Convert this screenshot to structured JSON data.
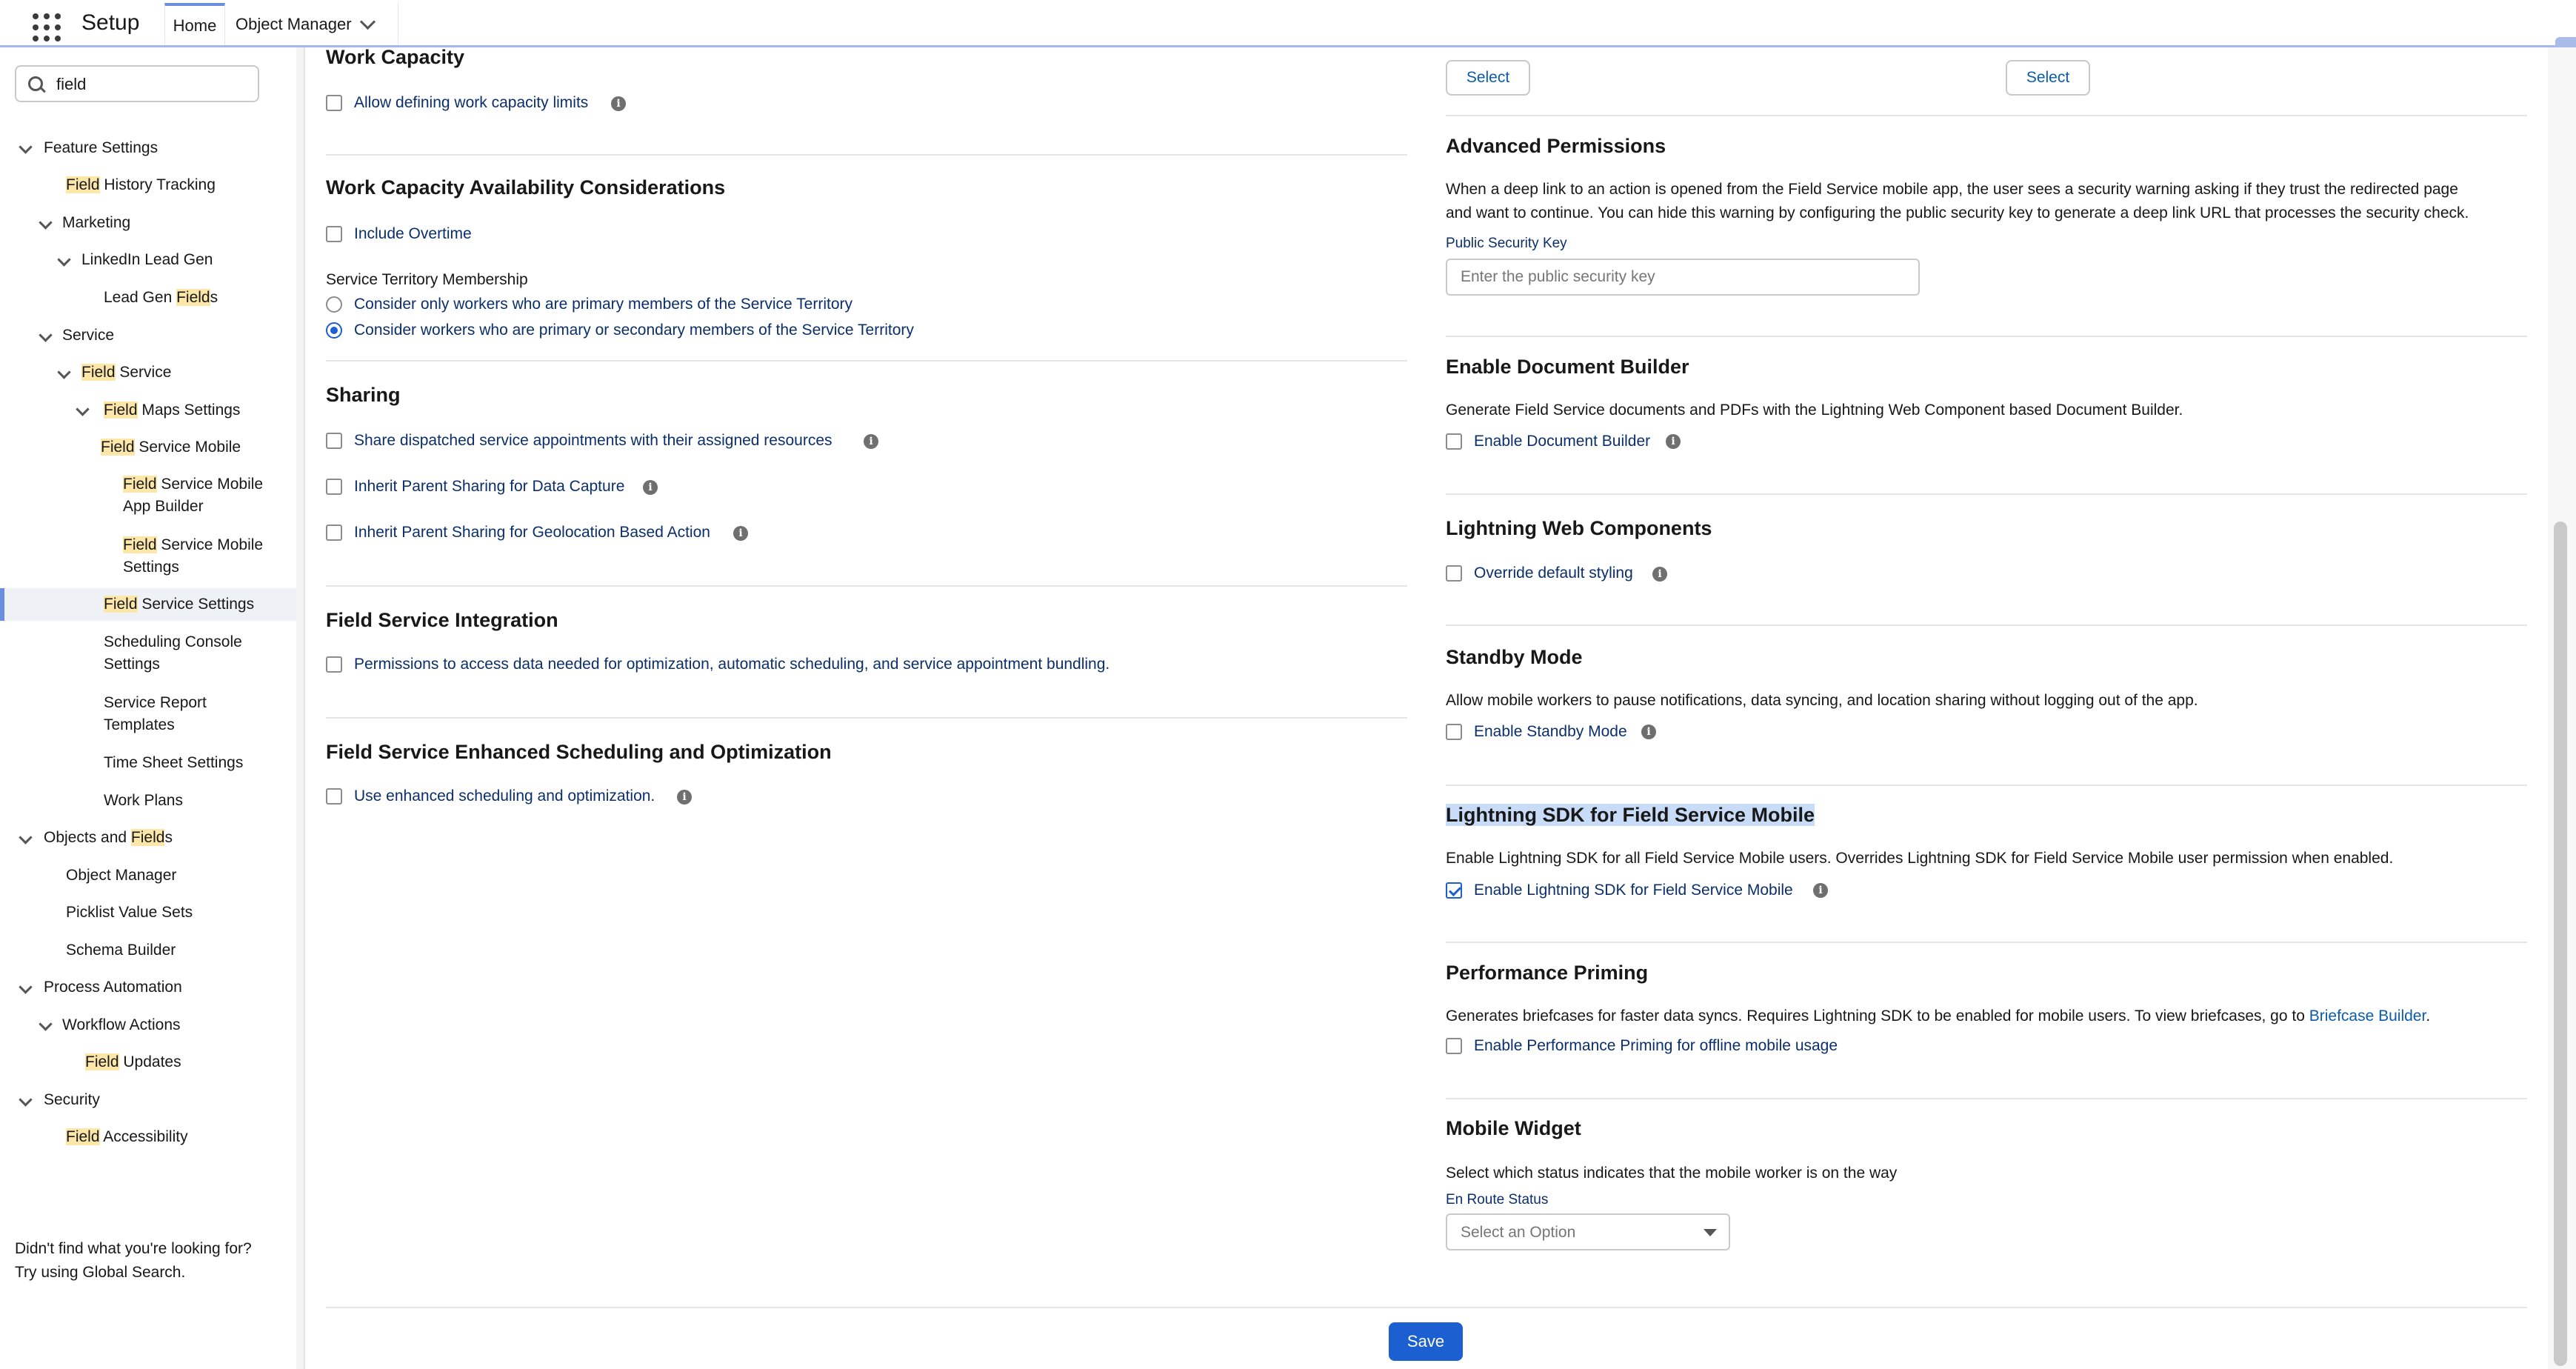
{
  "topbar": {
    "app_name": "Setup",
    "tabs": [
      {
        "label": "Home"
      },
      {
        "label": "Object Manager"
      }
    ]
  },
  "sidebar": {
    "search_value": "field",
    "tree": [
      {
        "pre": "",
        "hl": "",
        "post": "Feature Settings"
      },
      {
        "pre": "",
        "hl": "Field",
        "post": " History Tracking"
      },
      {
        "pre": "",
        "hl": "",
        "post": "Marketing"
      },
      {
        "pre": "",
        "hl": "",
        "post": "LinkedIn Lead Gen"
      },
      {
        "pre": "Lead Gen ",
        "hl": "Field",
        "post": "s"
      },
      {
        "pre": "",
        "hl": "",
        "post": "Service"
      },
      {
        "pre": "",
        "hl": "Field",
        "post": " Service"
      },
      {
        "pre": "",
        "hl": "Field",
        "post": " Maps Settings"
      },
      {
        "pre": "",
        "hl": "Field",
        "post": " Service Mobile"
      },
      {
        "pre": "",
        "hl": "Field",
        "post": " Service Mobile",
        "line2": "App Builder"
      },
      {
        "pre": "",
        "hl": "Field",
        "post": " Service Mobile",
        "line2": "Settings"
      },
      {
        "pre": "",
        "hl": "Field",
        "post": " Service Settings"
      },
      {
        "pre": "",
        "hl": "",
        "post": "Scheduling Console",
        "line2": "Settings"
      },
      {
        "pre": "",
        "hl": "",
        "post": "Service Report",
        "line2": "Templates"
      },
      {
        "pre": "",
        "hl": "",
        "post": "Time Sheet Settings"
      },
      {
        "pre": "",
        "hl": "",
        "post": "Work Plans"
      },
      {
        "pre": "Objects and ",
        "hl": "Field",
        "post": "s"
      },
      {
        "pre": "",
        "hl": "",
        "post": "Object Manager"
      },
      {
        "pre": "",
        "hl": "",
        "post": "Picklist Value Sets"
      },
      {
        "pre": "",
        "hl": "",
        "post": "Schema Builder"
      },
      {
        "pre": "",
        "hl": "",
        "post": "Process Automation"
      },
      {
        "pre": "",
        "hl": "",
        "post": "Workflow Actions"
      },
      {
        "pre": "",
        "hl": "Field",
        "post": " Updates"
      },
      {
        "pre": "",
        "hl": "",
        "post": "Security"
      },
      {
        "pre": "",
        "hl": "Field",
        "post": " Accessibility"
      }
    ],
    "footer_line1": "Didn't find what you're looking for?",
    "footer_line2": "Try using Global Search."
  },
  "left": {
    "work_capacity": {
      "title": "Work Capacity",
      "opt1": "Allow defining work capacity limits"
    },
    "availability": {
      "title": "Work Capacity Availability Considerations",
      "opt1": "Include Overtime",
      "group_label": "Service Territory Membership",
      "radio1": "Consider only workers who are primary members of the Service Territory",
      "radio2": "Consider workers who are primary or secondary members of the Service Territory"
    },
    "sharing": {
      "title": "Sharing",
      "opt1": "Share dispatched service appointments with their assigned resources",
      "opt2": "Inherit Parent Sharing for Data Capture",
      "opt3": "Inherit Parent Sharing for Geolocation Based Action"
    },
    "integration": {
      "title": "Field Service Integration",
      "opt1": "Permissions to access data needed for optimization, automatic scheduling, and service appointment bundling."
    },
    "enhanced": {
      "title": "Field Service Enhanced Scheduling and Optimization",
      "opt1": "Use enhanced scheduling and optimization."
    }
  },
  "right": {
    "select_label_1": "Select",
    "select_label_2": "Select",
    "advanced": {
      "title": "Advanced Permissions",
      "desc1": "When a deep link to an action is opened from the Field Service mobile app, the user sees a security warning asking if they trust the redirected page",
      "desc2": "and want to continue. You can hide this warning by configuring the public security key to generate a deep link URL that processes the security check.",
      "key_label": "Public Security Key",
      "key_placeholder": "Enter the public security key"
    },
    "docbuilder": {
      "title": "Enable Document Builder",
      "desc": "Generate Field Service documents and PDFs with the Lightning Web Component based Document Builder.",
      "opt1": "Enable Document Builder"
    },
    "lwc": {
      "title": "Lightning Web Components",
      "opt1": "Override default styling"
    },
    "standby": {
      "title": "Standby Mode",
      "desc": "Allow mobile workers to pause notifications, data syncing, and location sharing without logging out of the app.",
      "opt1": "Enable Standby Mode"
    },
    "sdk": {
      "title": "Lightning SDK for Field Service Mobile",
      "desc": "Enable Lightning SDK for all Field Service Mobile users. Overrides Lightning SDK for Field Service Mobile user permission when enabled.",
      "opt1": "Enable Lightning SDK for Field Service Mobile"
    },
    "priming": {
      "title": "Performance Priming",
      "desc": "Generates briefcases for faster data syncs. Requires Lightning SDK to be enabled for mobile users. To view briefcases, go to ",
      "link": "Briefcase Builder",
      "desc_end": ".",
      "opt1": "Enable Performance Priming for offline mobile usage"
    },
    "widget": {
      "title": "Mobile Widget",
      "desc": "Select which status indicates that the mobile worker is on the way",
      "status_label": "En Route Status",
      "status_value": "Select an Option"
    }
  },
  "save_label": "Save"
}
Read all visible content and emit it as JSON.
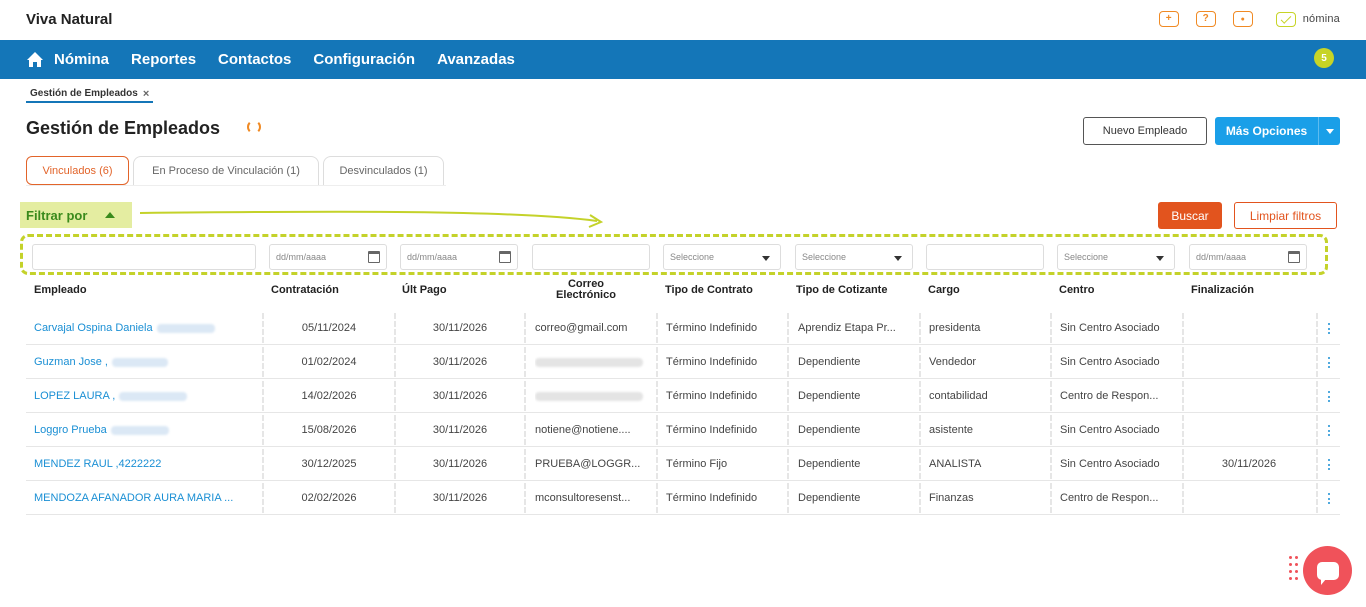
{
  "app": {
    "title": "Viva Natural",
    "brand": "nómina",
    "notification_count": "5"
  },
  "top_icons": [
    {
      "name": "add-icon",
      "glyph": "+"
    },
    {
      "name": "help-icon",
      "glyph": "?"
    },
    {
      "name": "user-icon",
      "glyph": "●"
    }
  ],
  "nav": {
    "items": [
      "Nómina",
      "Reportes",
      "Contactos",
      "Configuración",
      "Avanzadas"
    ]
  },
  "breadcrumb": {
    "label": "Gestión de Empleados",
    "close": "×"
  },
  "page": {
    "title": "Gestión de Empleados"
  },
  "actions": {
    "new_employee": "Nuevo Empleado",
    "more_options": "Más Opciones"
  },
  "tabs": [
    {
      "label": "Vinculados (6)",
      "active": true
    },
    {
      "label": "En Proceso de Vinculación (1)",
      "active": false
    },
    {
      "label": "Desvinculados (1)",
      "active": false
    }
  ],
  "filter": {
    "toggle_label": "Filtrar por",
    "search_label": "Buscar",
    "clear_label": "Limpiar filtros",
    "date_placeholder": "dd/mm/aaaa",
    "select_placeholder": "Seleccione"
  },
  "table": {
    "headers": [
      "Empleado",
      "Contratación",
      "Últ Pago",
      "Correo Electrónico",
      "Tipo de Contrato",
      "Tipo de Cotizante",
      "Cargo",
      "Centro",
      "Finalización"
    ],
    "rows": [
      {
        "empleado": "Carvajal Ospina Daniela",
        "contratacion": "05/11/2024",
        "ult_pago": "30/11/2026",
        "correo": "correo@gmail.com",
        "tipo_contrato": "Término Indefinido",
        "tipo_cotizante": "Aprendiz Etapa Pr...",
        "cargo": "presidenta",
        "centro": "Sin Centro Asociado",
        "finalizacion": ""
      },
      {
        "empleado": "Guzman Jose ,",
        "contratacion": "01/02/2024",
        "ult_pago": "30/11/2026",
        "correo": "",
        "tipo_contrato": "Término Indefinido",
        "tipo_cotizante": "Dependiente",
        "cargo": "Vendedor",
        "centro": "Sin Centro Asociado",
        "finalizacion": ""
      },
      {
        "empleado": "LOPEZ LAURA ,",
        "contratacion": "14/02/2026",
        "ult_pago": "30/11/2026",
        "correo": "",
        "tipo_contrato": "Término Indefinido",
        "tipo_cotizante": "Dependiente",
        "cargo": "contabilidad",
        "centro": "Centro de Respon...",
        "finalizacion": ""
      },
      {
        "empleado": "Loggro Prueba",
        "contratacion": "15/08/2026",
        "ult_pago": "30/11/2026",
        "correo": "notiene@notiene....",
        "tipo_contrato": "Término Indefinido",
        "tipo_cotizante": "Dependiente",
        "cargo": "asistente",
        "centro": "Sin Centro Asociado",
        "finalizacion": ""
      },
      {
        "empleado": "MENDEZ RAUL ,4222222",
        "contratacion": "30/12/2025",
        "ult_pago": "30/11/2026",
        "correo": "PRUEBA@LOGGR...",
        "tipo_contrato": "Término Fijo",
        "tipo_cotizante": "Dependiente",
        "cargo": "ANALISTA",
        "centro": "Sin Centro Asociado",
        "finalizacion": "30/11/2026"
      },
      {
        "empleado": "MENDOZA AFANADOR AURA MARIA ...",
        "contratacion": "02/02/2026",
        "ult_pago": "30/11/2026",
        "correo": "mconsultoresenst...",
        "tipo_contrato": "Término Indefinido",
        "tipo_cotizante": "Dependiente",
        "cargo": "Finanzas",
        "centro": "Centro de Respon...",
        "finalizacion": ""
      }
    ]
  },
  "colors": {
    "nav_blue": "#1476b8",
    "accent_orange": "#e2541e",
    "accent_lime": "#c7d426",
    "link_blue": "#1a8fd4",
    "chat_red": "#f0525a"
  }
}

__Task to carry out__
In the listing above, locate each line with "page" and copy it.

__Answer to the exercise__
      "desc1": "When a deep link to an action is opened from the Field Service mobile app, the user sees a security warning asking if they trust the redirected page",
  "page": {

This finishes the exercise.